• _Activity 1_:
Answer these questions about the SharePoint access discussion:
(a) Which version of SharePoint does the question ask about?
(b) What role does the reply name as the thing the asker is looking for?
(c) If that role is not plausible, what access does the reply suggest instead, and why would it work?
• _Activity 2_:
Extend the SharePoint access discussion with a few more sentences, picking up right after its final line about the groups being tied to the site.
***** Reading text *****
I have to support Sharepoint on a daily basis but do not have the equivalent of domain access so I'm constantly having to ask the guy in charge of Sharepoint to add me to a new security group to complete my task.

Rather than having to bug him all the time (he is only somewhat technical) it would be easier to simply have the equivalent of domain admin access for Sharepoint (I'm a sys admin and have domain admin access already but this doesn't seem to carry over to FOSS).

What is the equivalent of domain admin access on Sharepoint 2010?

Thanks in advance.

2 Answers 2


SharePoints security rides on Active Directory, yes, but because you are a domain admin doesn't make you have admin access. I guess the word you are looking for is a SharePoint Administrator (Primary or Secondary), which oversees not only the groups and permissions, but the site as well. It's a no bars full access to everything administrative about that site.

If that isn't plausible, a "Full Control" access to the site will do the trick, as the groups are tied to the site.
***** Supplied data *****
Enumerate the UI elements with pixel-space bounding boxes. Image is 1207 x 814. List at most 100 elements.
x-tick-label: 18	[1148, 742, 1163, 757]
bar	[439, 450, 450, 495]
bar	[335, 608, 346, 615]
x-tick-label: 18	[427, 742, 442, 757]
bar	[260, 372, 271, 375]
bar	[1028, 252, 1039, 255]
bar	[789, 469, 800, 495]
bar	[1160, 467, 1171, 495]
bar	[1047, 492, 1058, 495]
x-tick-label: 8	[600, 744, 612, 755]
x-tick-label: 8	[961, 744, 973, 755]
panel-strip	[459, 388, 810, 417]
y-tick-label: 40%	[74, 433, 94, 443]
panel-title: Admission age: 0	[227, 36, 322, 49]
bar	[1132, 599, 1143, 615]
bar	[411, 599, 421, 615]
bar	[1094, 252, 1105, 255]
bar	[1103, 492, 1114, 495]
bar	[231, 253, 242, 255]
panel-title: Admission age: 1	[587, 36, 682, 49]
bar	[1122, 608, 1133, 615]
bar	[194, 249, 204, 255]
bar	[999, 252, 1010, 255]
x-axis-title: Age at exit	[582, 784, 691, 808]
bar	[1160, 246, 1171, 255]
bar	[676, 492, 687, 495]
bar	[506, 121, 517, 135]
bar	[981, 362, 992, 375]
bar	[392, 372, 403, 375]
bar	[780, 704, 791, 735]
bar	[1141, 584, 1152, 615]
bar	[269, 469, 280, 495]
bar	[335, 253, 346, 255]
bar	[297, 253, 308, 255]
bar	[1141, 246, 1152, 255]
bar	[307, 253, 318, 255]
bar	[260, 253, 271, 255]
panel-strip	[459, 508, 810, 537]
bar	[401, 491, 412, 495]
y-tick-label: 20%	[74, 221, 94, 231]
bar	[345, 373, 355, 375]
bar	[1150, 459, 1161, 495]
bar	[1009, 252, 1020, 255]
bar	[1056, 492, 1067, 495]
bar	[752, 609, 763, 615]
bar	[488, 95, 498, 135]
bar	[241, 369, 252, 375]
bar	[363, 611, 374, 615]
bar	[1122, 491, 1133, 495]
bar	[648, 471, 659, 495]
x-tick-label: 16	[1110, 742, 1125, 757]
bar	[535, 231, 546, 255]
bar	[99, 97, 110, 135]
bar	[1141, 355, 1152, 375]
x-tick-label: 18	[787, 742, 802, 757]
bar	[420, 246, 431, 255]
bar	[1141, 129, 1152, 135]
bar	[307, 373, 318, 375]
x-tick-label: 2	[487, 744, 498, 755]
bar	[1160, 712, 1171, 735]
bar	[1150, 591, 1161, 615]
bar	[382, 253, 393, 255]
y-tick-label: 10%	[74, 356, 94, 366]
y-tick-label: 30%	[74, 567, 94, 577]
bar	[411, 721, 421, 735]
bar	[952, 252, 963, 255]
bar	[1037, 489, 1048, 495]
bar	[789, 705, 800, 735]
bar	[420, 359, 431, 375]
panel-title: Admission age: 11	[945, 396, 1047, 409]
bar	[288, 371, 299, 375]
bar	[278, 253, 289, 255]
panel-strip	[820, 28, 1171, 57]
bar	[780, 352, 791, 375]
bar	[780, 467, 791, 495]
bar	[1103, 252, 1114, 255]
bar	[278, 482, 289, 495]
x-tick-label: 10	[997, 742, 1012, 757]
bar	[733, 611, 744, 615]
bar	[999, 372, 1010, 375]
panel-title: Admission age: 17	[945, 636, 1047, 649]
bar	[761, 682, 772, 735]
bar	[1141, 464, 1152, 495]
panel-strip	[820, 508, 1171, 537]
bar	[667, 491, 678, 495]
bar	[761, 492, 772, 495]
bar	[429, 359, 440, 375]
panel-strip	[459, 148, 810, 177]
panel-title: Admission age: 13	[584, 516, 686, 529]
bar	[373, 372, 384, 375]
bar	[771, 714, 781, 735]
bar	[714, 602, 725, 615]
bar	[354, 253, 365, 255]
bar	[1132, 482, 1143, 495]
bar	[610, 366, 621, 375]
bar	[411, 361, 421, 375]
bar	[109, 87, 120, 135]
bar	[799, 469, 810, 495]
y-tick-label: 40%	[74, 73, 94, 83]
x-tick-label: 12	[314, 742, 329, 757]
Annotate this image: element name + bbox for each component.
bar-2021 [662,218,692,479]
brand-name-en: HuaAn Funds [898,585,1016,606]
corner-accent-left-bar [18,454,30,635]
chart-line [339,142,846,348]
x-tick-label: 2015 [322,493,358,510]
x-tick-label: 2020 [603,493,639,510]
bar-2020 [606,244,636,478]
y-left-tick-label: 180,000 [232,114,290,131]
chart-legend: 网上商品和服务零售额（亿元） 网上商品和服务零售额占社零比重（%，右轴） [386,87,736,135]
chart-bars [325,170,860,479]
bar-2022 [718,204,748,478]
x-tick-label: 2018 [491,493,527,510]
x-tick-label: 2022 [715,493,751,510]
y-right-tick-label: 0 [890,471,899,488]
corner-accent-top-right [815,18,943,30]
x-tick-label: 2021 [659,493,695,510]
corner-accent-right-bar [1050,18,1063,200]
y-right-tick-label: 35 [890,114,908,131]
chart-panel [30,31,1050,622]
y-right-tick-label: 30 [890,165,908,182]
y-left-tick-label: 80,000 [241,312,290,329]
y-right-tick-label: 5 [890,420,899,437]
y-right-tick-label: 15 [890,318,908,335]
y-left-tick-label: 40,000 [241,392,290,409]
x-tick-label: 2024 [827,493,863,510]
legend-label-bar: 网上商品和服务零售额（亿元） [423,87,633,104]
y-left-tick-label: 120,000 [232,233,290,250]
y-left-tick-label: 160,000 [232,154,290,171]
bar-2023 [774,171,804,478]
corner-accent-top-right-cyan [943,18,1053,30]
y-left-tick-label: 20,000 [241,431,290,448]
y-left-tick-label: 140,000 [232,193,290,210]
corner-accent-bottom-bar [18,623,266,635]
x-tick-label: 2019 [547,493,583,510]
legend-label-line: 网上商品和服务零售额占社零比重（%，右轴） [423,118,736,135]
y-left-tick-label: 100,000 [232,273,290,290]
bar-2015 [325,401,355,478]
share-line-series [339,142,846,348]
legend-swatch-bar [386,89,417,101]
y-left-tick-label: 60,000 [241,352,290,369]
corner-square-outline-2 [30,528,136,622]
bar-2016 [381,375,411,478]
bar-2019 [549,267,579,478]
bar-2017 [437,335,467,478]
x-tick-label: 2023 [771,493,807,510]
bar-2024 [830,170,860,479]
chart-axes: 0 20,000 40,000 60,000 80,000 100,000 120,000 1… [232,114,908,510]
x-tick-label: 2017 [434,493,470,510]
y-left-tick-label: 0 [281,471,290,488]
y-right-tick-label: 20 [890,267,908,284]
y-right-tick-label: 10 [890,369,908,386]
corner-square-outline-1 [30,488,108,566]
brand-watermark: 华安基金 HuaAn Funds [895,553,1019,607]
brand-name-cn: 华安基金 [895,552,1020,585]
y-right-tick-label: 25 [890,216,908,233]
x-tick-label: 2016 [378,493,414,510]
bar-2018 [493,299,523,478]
*****
• _Written reply 1_:
(a) SharePoint 2010.
(b) A SharePoint Administrator (Primary or Secondary).
(c) "Full Control" access to the site, because the groups are tied to the site.

• _Written reply 2_:
On a side note, if one security AD is in a SharePoint group, any users you throw into that AD group will propagate to have access to the group(s) they are tied to...


To word the answer more precisely:

A SharePoint Farm Administrator has the ability to take and grant others the permissions to certain web applications and site collections but does not necessarily have the rights to content web applications and sites initially.

A user with User Policy for Web Application configured by the Farm Administrator for their account could be Denied Write, Denied All access or granted Full Read or Full Control to all site collections within the web application regardless of the points where granular permissions break the inheritance of access settings. Note that this is the only way to explicitly deny permissions.

A Site Collection administrator (Primary and Secondary owners) can be configured by a Farm Administrator. Such a user has Full Control within the owned site collection regardless of the points where granular permissions break the inheritance of access settings. Note that there can be other site collections within the same web application that this user would not necessarily have access to.

A user with Full Control granted only as being part of a Site Owners group or individually will be respecting the granular permissions below the point where Full Control was initially granted. So there could be sister sites and areas inside such a site where this guy would have no access at all or something other than Full Control.